* Start TASK MATERIAL *
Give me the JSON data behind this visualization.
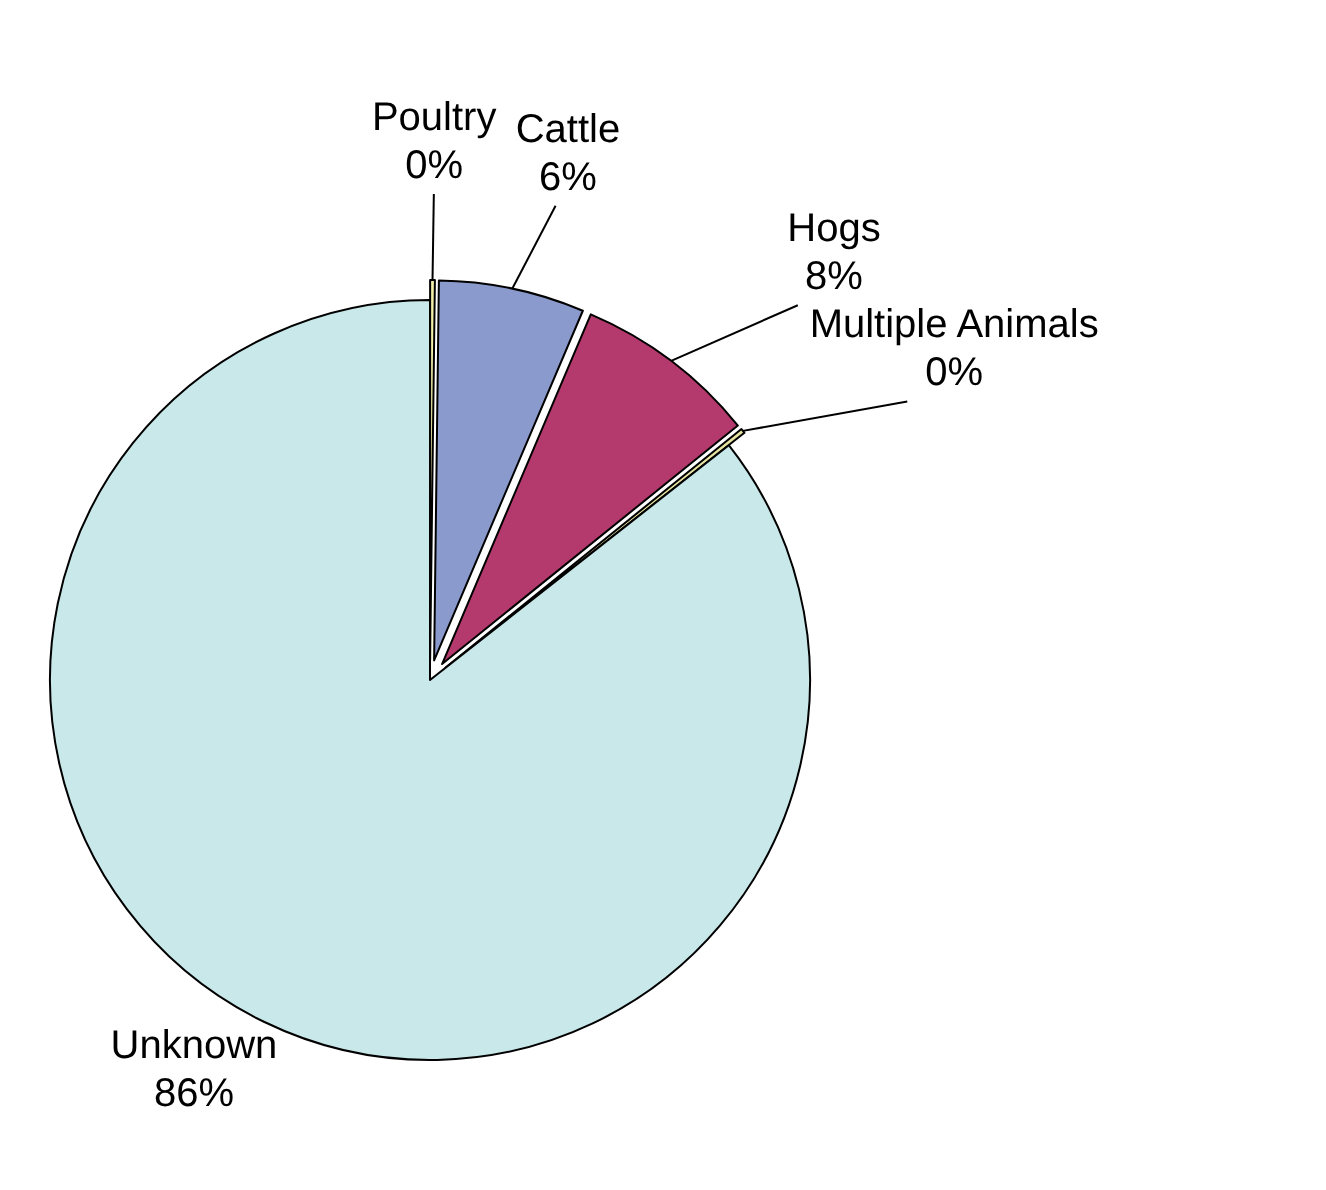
{
  "chart_data": {
    "type": "pie",
    "categories": [
      "Poultry",
      "Cattle",
      "Hogs",
      "Multiple Animals",
      "Unknown"
    ],
    "values": [
      0.2,
      6.2,
      7.8,
      0.2,
      85.6
    ],
    "value_labels": [
      "0%",
      "6%",
      "8%",
      "0%",
      "86%"
    ],
    "colors": [
      "#f2eea8",
      "#8a9acd",
      "#b43a6e",
      "#e6e2a0",
      "#c8e8ea"
    ]
  }
}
* End TASK MATERIAL *
* AIM OF THE TASK
Quote every record above exactly, leaving out any pictures.

* THE RESULT
Give me the JSON data behind this visualization.
{
  "chart_data": {
    "type": "pie",
    "categories": [
      "Poultry",
      "Cattle",
      "Hogs",
      "Multiple Animals",
      "Unknown"
    ],
    "values": [
      0.2,
      6.2,
      7.8,
      0.2,
      85.6
    ],
    "value_labels": [
      "0%",
      "6%",
      "8%",
      "0%",
      "86%"
    ],
    "colors": [
      "#f2eea8",
      "#8a9acd",
      "#b43a6e",
      "#e6e2a0",
      "#c8e8ea"
    ]
  }
}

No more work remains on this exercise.